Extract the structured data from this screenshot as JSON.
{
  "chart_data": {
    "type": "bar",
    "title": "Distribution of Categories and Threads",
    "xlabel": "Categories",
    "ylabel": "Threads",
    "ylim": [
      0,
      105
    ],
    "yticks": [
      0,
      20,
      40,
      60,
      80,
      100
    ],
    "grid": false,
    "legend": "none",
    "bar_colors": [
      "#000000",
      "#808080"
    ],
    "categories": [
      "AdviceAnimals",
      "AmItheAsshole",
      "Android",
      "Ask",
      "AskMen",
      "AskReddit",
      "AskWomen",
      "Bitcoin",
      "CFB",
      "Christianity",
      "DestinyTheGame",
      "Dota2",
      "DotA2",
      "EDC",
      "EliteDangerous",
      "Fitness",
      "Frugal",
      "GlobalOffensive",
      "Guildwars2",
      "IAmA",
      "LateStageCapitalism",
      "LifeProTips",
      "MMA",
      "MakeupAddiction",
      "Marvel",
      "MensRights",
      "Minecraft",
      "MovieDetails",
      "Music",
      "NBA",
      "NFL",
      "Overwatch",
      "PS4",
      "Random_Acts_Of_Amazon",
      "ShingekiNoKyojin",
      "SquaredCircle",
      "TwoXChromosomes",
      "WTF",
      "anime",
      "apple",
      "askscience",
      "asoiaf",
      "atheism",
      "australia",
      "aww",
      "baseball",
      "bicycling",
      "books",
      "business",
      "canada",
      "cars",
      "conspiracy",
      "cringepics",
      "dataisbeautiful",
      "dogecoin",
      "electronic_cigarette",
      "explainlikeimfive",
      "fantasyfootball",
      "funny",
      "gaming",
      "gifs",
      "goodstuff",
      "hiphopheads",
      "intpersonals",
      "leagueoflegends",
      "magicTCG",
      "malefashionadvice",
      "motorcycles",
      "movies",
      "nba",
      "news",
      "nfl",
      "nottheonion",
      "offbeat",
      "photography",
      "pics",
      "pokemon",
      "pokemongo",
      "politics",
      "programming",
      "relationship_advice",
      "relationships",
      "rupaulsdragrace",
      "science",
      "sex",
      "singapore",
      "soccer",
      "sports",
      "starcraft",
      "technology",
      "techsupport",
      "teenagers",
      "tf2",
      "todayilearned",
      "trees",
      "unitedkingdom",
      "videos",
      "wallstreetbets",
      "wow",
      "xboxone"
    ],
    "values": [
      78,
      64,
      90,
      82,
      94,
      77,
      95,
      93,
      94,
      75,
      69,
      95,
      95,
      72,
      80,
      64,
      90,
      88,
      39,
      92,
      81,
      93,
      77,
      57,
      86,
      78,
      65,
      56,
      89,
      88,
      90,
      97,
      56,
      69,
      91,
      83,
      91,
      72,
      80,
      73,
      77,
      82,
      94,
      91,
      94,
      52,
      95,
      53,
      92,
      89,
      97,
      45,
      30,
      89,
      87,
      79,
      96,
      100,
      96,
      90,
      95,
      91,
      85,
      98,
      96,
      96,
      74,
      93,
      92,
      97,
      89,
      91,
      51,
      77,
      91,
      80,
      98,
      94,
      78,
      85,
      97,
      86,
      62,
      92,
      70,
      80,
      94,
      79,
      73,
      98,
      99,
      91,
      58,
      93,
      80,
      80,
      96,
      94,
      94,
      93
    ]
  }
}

########

- _Exercise aim_
From the material above, copy each line that includes the word "Threads".

- _Written response_
    "title": "Distribution of Categories and Threads",
    "ylabel": "Threads",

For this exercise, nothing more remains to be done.